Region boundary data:
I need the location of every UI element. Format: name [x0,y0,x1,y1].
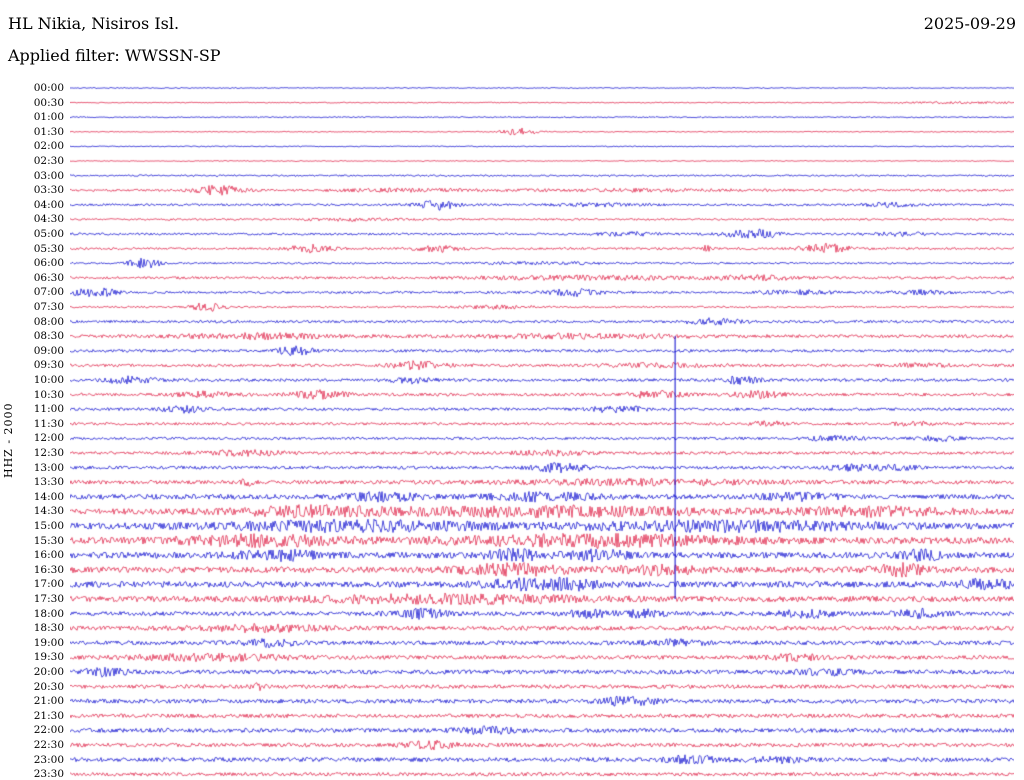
time-label: 20:00 [33,666,64,678]
time-label: 04:30 [33,213,64,226]
time-label: 15:00 [33,520,64,532]
time-label: 06:00 [33,257,64,270]
time-label: 09:30 [33,359,64,372]
time-label: 08:00 [33,315,64,328]
time-label: 21:00 [33,695,64,708]
time-label: 13:30 [33,476,64,489]
time-label: 00:30 [33,96,64,109]
time-label: 02:30 [33,155,64,167]
time-label: 22:00 [33,724,64,737]
time-label: 10:00 [33,374,64,386]
time-label: 23:30 [33,768,64,780]
time-axis-labels: 00:00 00:30 01:00 01:30 02:00 02:30 03:00 03:30… [0,0,66,780]
date-label: 2025-09-29 [923,14,1016,33]
time-label: 05:30 [33,242,64,255]
time-label: 15:30 [33,534,64,547]
time-label: 02:00 [33,140,64,153]
time-label: 14:30 [33,505,64,518]
time-label: 23:00 [33,753,64,766]
time-label: 07:00 [33,286,64,299]
time-label: 19:30 [33,651,64,664]
time-label: 04:00 [33,198,64,211]
time-label: 06:30 [33,271,64,284]
time-label: 00:00 [33,82,64,94]
time-label: 09:00 [33,344,64,357]
filter-label: Applied filter: WWSSN-SP [8,46,221,65]
time-label: 01:00 [33,111,64,124]
station-title: HL Nikia, Nisiros Isl. [8,14,180,33]
time-label: 20:30 [33,680,64,693]
time-label: 17:30 [33,593,64,605]
time-label: 16:00 [33,549,64,562]
time-label: 08:30 [33,330,64,343]
time-label: 18:00 [33,607,64,620]
time-label: 14:00 [33,490,64,503]
time-label: 17:00 [33,578,64,591]
time-label: 12:30 [33,447,64,459]
seismogram-traces [70,82,1014,780]
time-label: 05:00 [33,228,64,240]
time-label: 18:30 [33,622,64,635]
time-label: 13:00 [33,461,64,474]
time-label: 10:30 [33,388,64,401]
time-label: 07:30 [33,301,64,313]
time-label: 22:30 [33,739,64,751]
time-label: 11:30 [33,417,64,430]
time-label: 21:30 [33,709,64,722]
time-label: 12:00 [33,432,64,445]
time-label: 03:30 [33,184,64,197]
time-label: 19:00 [33,636,64,649]
time-label: 01:30 [33,125,64,138]
time-label: 03:00 [33,169,64,182]
time-label: 11:00 [33,403,64,416]
time-label: 16:30 [33,563,64,576]
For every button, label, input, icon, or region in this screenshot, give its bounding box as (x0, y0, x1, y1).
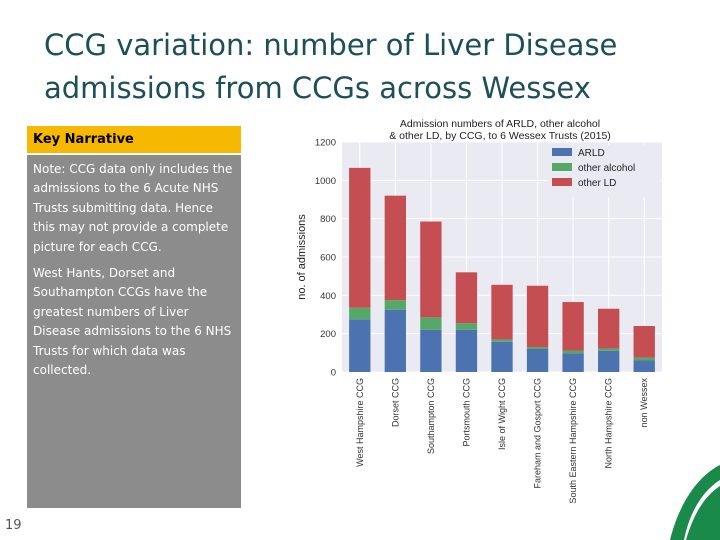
bar-segment-arld (384, 309, 406, 372)
narrative-body: Note: CCG data only includes the admissi… (27, 155, 241, 508)
bar-segment-arld (491, 341, 513, 372)
slide-title: CCG variation: number of Liver Disease a… (44, 28, 618, 105)
bar-segment-arld (349, 319, 371, 372)
x-tick-label: Dorset CCG (390, 378, 400, 427)
bar-segment-arld (420, 329, 442, 372)
bar-segment-other-ld (384, 195, 406, 301)
stacked-bar-chart: Admission numbers of ARLD, other alcohol… (296, 118, 662, 504)
x-tick-label: Isle of Wight CCG (497, 378, 507, 450)
y-tick-label: 400 (320, 291, 336, 302)
bar-segment-other-alcohol (491, 339, 513, 342)
bar-segment-other-ld (420, 221, 442, 318)
chart-title-line-1: Admission numbers of ARLD, other alcohol (400, 118, 600, 130)
x-tick-label: Portsmouth CCG (461, 378, 471, 447)
y-tick-label: 200 (320, 329, 336, 340)
bar-segment-other-ld (455, 272, 478, 324)
bar-segment-arld (562, 353, 584, 372)
bar-segment-other-alcohol (633, 357, 655, 361)
y-tick-label: 0 (331, 368, 336, 379)
nhs-swoosh-logo (670, 465, 720, 540)
bar-segment-other-alcohol (562, 350, 584, 354)
bar-segment-other-alcohol (384, 300, 406, 310)
bar-segment-other-ld (349, 167, 371, 308)
legend-swatch (552, 148, 572, 156)
bar-segment-other-ld (598, 308, 620, 349)
chart-title-line-2: & other LD, by CCG, to 6 Wessex Trusts (… (389, 130, 611, 142)
y-tick-label: 800 (320, 214, 336, 225)
y-tick-label: 1000 (315, 176, 336, 187)
legend-swatch (552, 163, 572, 171)
bar-segment-other-alcohol (420, 317, 442, 330)
y-axis-label: no. of admissions (296, 214, 308, 300)
narrative-header: Key Narrative (27, 126, 241, 153)
bar-segment-arld (598, 350, 620, 372)
y-tick-label: 600 (320, 253, 336, 264)
x-tick-label: Southampton CCG (426, 378, 436, 454)
bar-segment-other-alcohol (598, 348, 620, 351)
bar-segment-other-ld (491, 284, 513, 340)
bar-segment-arld (633, 360, 655, 372)
bar-segment-other-alcohol (526, 347, 549, 349)
legend-swatch (552, 178, 572, 186)
narrative-paragraph: Note: CCG data only includes the admissi… (33, 162, 233, 254)
x-tick-label: non Wessex (639, 378, 649, 428)
x-tick-label: West Hampshire CCG (355, 378, 365, 467)
bar-segment-arld (526, 349, 549, 372)
bar-segment-other-alcohol (349, 307, 371, 320)
bar-segment-other-alcohol (455, 323, 478, 330)
bar-segment-other-ld (526, 285, 549, 348)
bar-segment-other-ld (562, 302, 584, 351)
bar-segment-other-ld (633, 326, 655, 358)
plot-area: 0 200 400 600 800 1000 1200 West Hampshire CCG D… (315, 138, 662, 504)
y-tick-label: 1200 (315, 138, 336, 149)
legend-label: other alcohol (578, 163, 635, 174)
narrative-paragraph: West Hants, Dorset and Southampton CCGs … (33, 266, 232, 378)
slide-number: 19 (5, 518, 22, 533)
legend-label: other LD (578, 178, 616, 189)
x-tick-label: Fareham and Gosport CCG (533, 378, 543, 489)
x-tick-label: South Eastern Hampshire CCG (568, 378, 578, 504)
bar-segment-arld (455, 329, 478, 372)
x-tick-label: North Hampshire CCG (604, 378, 614, 469)
legend-label: ARLD (578, 148, 605, 159)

Your task: Quote every line of the region boundary data above word for word, leaving out the pictures.

Written answer:
I need the location of every UI element. Format: name [x0,y0,x1,y1].
time-label: 20:00 [33,666,64,678]
time-label: 04:30 [33,213,64,226]
time-label: 15:00 [33,520,64,532]
time-label: 06:00 [33,257,64,270]
time-label: 09:30 [33,359,64,372]
time-label: 08:00 [33,315,64,328]
time-label: 21:00 [33,695,64,708]
time-label: 13:30 [33,476,64,489]
time-label: 00:30 [33,96,64,109]
time-label: 02:30 [33,155,64,167]
time-label: 22:00 [33,724,64,737]
time-label: 10:00 [33,374,64,386]
time-label: 23:30 [33,768,64,780]
time-axis-labels: 00:00 00:30 01:00 01:30 02:00 02:30 03:00 03:30… [0,0,66,780]
date-label: 2025-09-29 [923,14,1016,33]
time-label: 05:30 [33,242,64,255]
time-label: 15:30 [33,534,64,547]
time-label: 02:00 [33,140,64,153]
time-label: 14:30 [33,505,64,518]
time-label: 23:00 [33,753,64,766]
time-label: 07:00 [33,286,64,299]
time-label: 19:30 [33,651,64,664]
time-label: 04:00 [33,198,64,211]
time-label: 06:30 [33,271,64,284]
time-label: 00:00 [33,82,64,94]
time-label: 09:00 [33,344,64,357]
filter-label: Applied filter: WWSSN-SP [8,46,221,65]
time-label: 01:00 [33,111,64,124]
station-title: HL Nikia, Nisiros Isl. [8,14,180,33]
time-label: 20:30 [33,680,64,693]
time-label: 17:30 [33,593,64,605]
time-label: 16:00 [33,549,64,562]
time-label: 08:30 [33,330,64,343]
time-label: 18:00 [33,607,64,620]
time-label: 14:00 [33,490,64,503]
time-label: 17:00 [33,578,64,591]
time-label: 12:30 [33,447,64,459]
seismogram-traces [70,82,1014,780]
time-label: 05:00 [33,228,64,240]
time-label: 18:30 [33,622,64,635]
time-label: 13:00 [33,461,64,474]
time-label: 10:30 [33,388,64,401]
time-label: 07:30 [33,301,64,313]
time-label: 22:30 [33,739,64,751]
time-label: 11:30 [33,417,64,430]
time-label: 21:30 [33,709,64,722]
time-label: 12:00 [33,432,64,445]
time-label: 03:30 [33,184,64,197]
time-label: 19:00 [33,636,64,649]
time-label: 01:30 [33,125,64,138]
time-label: 03:00 [33,169,64,182]
time-label: 11:00 [33,403,64,416]
time-label: 16:30 [33,563,64,576]
For every button, label, input, icon, or region in this screenshot, give its bounding box as (x0, y0, x1, y1).
bar-segment-arld (384, 309, 406, 372)
narrative-body: Note: CCG data only includes the admissi… (27, 155, 241, 508)
bar-segment-arld (491, 341, 513, 372)
slide-title: CCG variation: number of Liver Disease a… (44, 28, 618, 105)
bar-segment-arld (349, 319, 371, 372)
x-tick-label: Dorset CCG (390, 378, 400, 427)
bar-segment-arld (420, 329, 442, 372)
bar-segment-other-ld (384, 195, 406, 301)
stacked-bar-chart: Admission numbers of ARLD, other alcohol… (296, 118, 662, 504)
x-tick-label: Isle of Wight CCG (497, 378, 507, 450)
y-tick-label: 400 (320, 291, 336, 302)
bar-segment-other-alcohol (491, 339, 513, 342)
bar-segment-other-ld (420, 221, 442, 318)
chart-title-line-1: Admission numbers of ARLD, other alcohol (400, 118, 600, 130)
x-tick-label: Portsmouth CCG (461, 378, 471, 447)
y-tick-label: 200 (320, 329, 336, 340)
bar-segment-other-ld (455, 272, 478, 324)
bar-segment-arld (562, 353, 584, 372)
bar-segment-other-alcohol (633, 357, 655, 361)
y-tick-label: 0 (331, 368, 336, 379)
nhs-swoosh-logo (670, 465, 720, 540)
bar-segment-other-alcohol (562, 350, 584, 354)
bar-segment-other-alcohol (384, 300, 406, 310)
bar-segment-other-ld (349, 167, 371, 308)
legend-swatch (552, 148, 572, 156)
bar-segment-other-ld (598, 308, 620, 349)
chart-title-line-2: & other LD, by CCG, to 6 Wessex Trusts (… (389, 130, 611, 142)
y-tick-label: 800 (320, 214, 336, 225)
y-tick-label: 1000 (315, 176, 336, 187)
legend-swatch (552, 163, 572, 171)
bar-segment-other-alcohol (420, 317, 442, 330)
y-axis-label: no. of admissions (296, 214, 308, 300)
narrative-header: Key Narrative (27, 126, 241, 153)
bar-segment-arld (598, 350, 620, 372)
y-tick-label: 600 (320, 253, 336, 264)
x-tick-label: Southampton CCG (426, 378, 436, 454)
bar-segment-other-alcohol (598, 348, 620, 351)
bar-segment-other-ld (491, 284, 513, 340)
bar-segment-arld (633, 360, 655, 372)
bar-segment-other-alcohol (526, 347, 549, 349)
legend-swatch (552, 178, 572, 186)
narrative-paragraph: Note: CCG data only includes the admissi… (33, 162, 233, 254)
x-tick-label: non Wessex (639, 378, 649, 428)
x-tick-label: West Hampshire CCG (355, 378, 365, 467)
bar-segment-arld (526, 349, 549, 372)
bar-segment-other-alcohol (349, 307, 371, 320)
bar-segment-other-alcohol (455, 323, 478, 330)
bar-segment-other-ld (526, 285, 549, 348)
bar-segment-other-ld (562, 302, 584, 351)
bar-segment-other-ld (633, 326, 655, 358)
plot-area: 0 200 400 600 800 1000 1200 West Hampshire CCG D… (315, 138, 662, 504)
y-tick-label: 1200 (315, 138, 336, 149)
legend-label: other alcohol (578, 163, 635, 174)
narrative-paragraph: West Hants, Dorset and Southampton CCGs … (33, 266, 232, 378)
slide-number: 19 (5, 518, 22, 533)
legend-label: other LD (578, 178, 616, 189)
x-tick-label: Fareham and Gosport CCG (533, 378, 543, 489)
x-tick-label: South Eastern Hampshire CCG (568, 378, 578, 504)
bar-segment-arld (455, 329, 478, 372)
x-tick-label: North Hampshire CCG (604, 378, 614, 469)
legend-label: ARLD (578, 148, 605, 159)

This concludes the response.